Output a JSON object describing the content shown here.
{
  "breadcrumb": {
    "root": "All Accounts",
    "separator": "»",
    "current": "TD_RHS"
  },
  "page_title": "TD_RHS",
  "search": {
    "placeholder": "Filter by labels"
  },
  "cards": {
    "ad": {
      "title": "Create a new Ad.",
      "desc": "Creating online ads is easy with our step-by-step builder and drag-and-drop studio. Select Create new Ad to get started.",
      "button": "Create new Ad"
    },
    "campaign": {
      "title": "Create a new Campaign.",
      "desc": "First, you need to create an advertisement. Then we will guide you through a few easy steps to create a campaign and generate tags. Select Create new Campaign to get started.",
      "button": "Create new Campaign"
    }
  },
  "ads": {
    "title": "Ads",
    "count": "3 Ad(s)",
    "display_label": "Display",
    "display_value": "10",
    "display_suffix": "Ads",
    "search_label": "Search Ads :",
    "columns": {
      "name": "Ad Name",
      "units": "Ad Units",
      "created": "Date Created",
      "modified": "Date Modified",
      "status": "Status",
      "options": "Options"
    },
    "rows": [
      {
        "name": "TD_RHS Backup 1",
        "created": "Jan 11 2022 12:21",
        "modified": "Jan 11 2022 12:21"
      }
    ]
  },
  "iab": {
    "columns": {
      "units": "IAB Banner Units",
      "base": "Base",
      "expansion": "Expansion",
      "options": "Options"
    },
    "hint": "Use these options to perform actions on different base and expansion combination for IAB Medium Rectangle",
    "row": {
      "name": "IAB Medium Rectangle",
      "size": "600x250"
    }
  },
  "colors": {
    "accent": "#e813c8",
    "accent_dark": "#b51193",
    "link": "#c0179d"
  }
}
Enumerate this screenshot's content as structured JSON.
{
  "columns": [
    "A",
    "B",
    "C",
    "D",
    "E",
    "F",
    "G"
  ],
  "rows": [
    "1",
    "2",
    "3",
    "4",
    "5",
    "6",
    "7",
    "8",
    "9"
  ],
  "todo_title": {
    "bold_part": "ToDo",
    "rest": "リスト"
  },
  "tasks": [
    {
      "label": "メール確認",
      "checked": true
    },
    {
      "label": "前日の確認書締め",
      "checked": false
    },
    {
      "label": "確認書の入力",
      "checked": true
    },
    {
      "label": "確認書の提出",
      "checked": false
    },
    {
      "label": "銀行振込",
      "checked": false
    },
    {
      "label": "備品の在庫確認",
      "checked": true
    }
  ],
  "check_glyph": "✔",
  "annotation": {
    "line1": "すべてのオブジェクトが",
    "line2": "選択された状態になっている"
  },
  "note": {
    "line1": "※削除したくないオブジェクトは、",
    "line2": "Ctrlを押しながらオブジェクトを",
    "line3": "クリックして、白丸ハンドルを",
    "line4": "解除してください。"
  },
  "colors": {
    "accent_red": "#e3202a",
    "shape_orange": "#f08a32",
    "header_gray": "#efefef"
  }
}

_ _ _ _

• [AIM OF THE EXERCISE] Gather, from the listing above, every line carrying the word "content".

• [EXPECTED ANSWER]
Output a JSON object describing the content shown here.
Enumerate this screenshot's content as structured JSON.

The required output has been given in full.